• [Record extracts]:
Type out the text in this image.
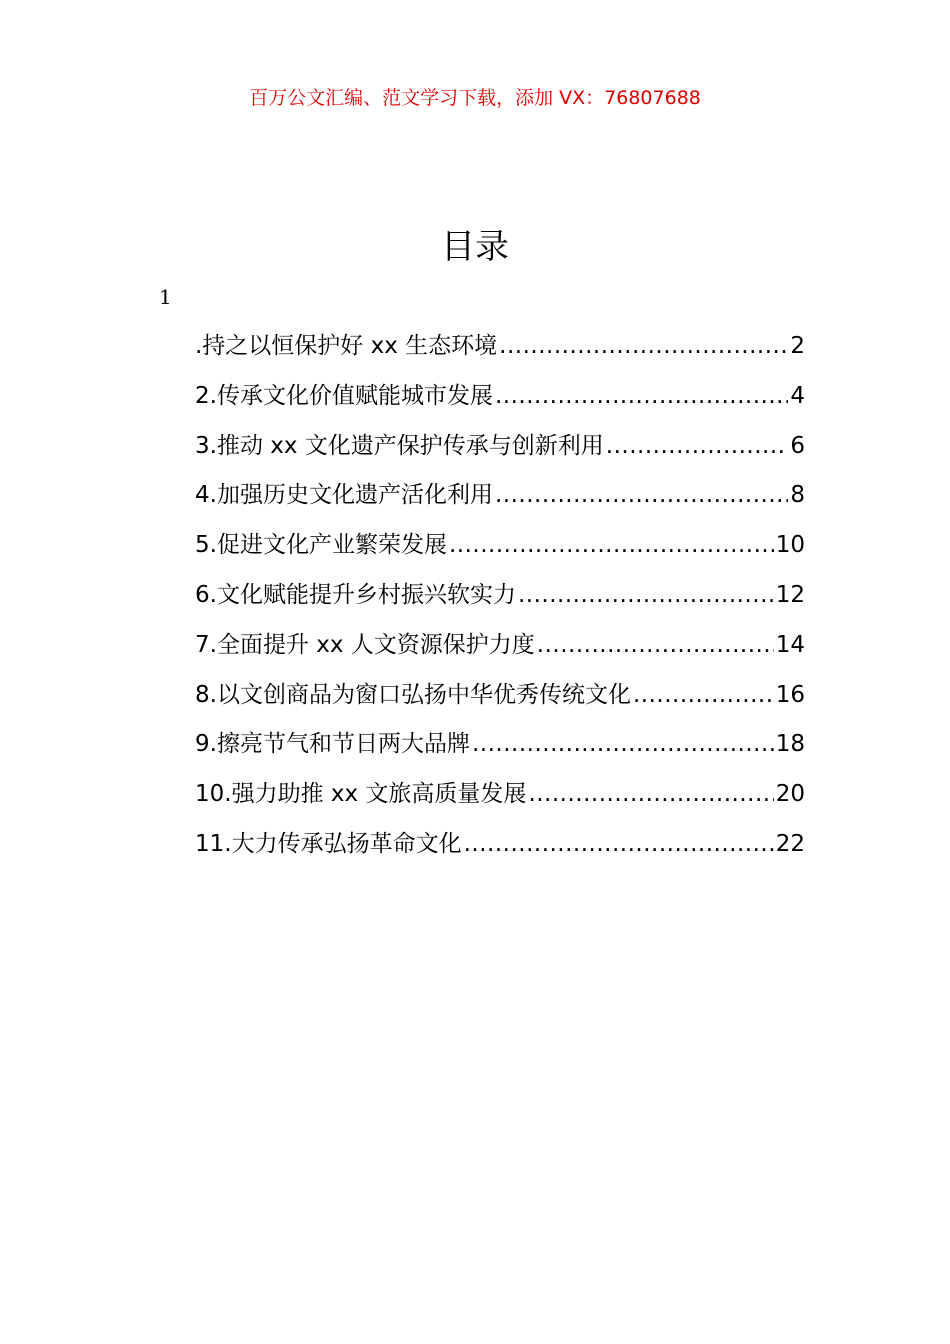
百万公文汇编、范文学习下载，添加 VX：76807688
目录
1
.持之以恒保护好 xx 生态环境 .....	2
2.传承文化价值赋能城市发展 .....	4
3.推动 xx 文化遗产保护传承与创新利用 .....	6
4.加强历史文化遗产活化利用 .....	8
5.促进文化产业繁荣发展 .....	10
6.文化赋能提升乡村振兴软实力 .....	12
7.全面提升 xx 人文资源保护力度 .....	14
8.以文创商品为窗口弘扬中华优秀传统文化 .....	16
9.擦亮节气和节日两大品牌 .....	18
10.强力助推 xx 文旅高质量发展 .....	20
11.大力传承弘扬革命文化 .....	22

• [Directive]: Write out all the entries again, word for word, and print no images.

• [In response]:
Type out the text in this image.
百万公文汇编、范文学习下载，添加 VX：76807688
目录
1
.持之以恒保护好 xx 生态环境 .....	2
2.传承文化价值赋能城市发展 .....	4
3.推动 xx 文化遗产保护传承与创新利用 .....	6
4.加强历史文化遗产活化利用 .....	8
5.促进文化产业繁荣发展 .....	10
6.文化赋能提升乡村振兴软实力 .....	12
7.全面提升 xx 人文资源保护力度 .....	14
8.以文创商品为窗口弘扬中华优秀传统文化 .....	16
9.擦亮节气和节日两大品牌 .....	18
10.强力助推 xx 文旅高质量发展 .....	20
11.大力传承弘扬革命文化 .....	22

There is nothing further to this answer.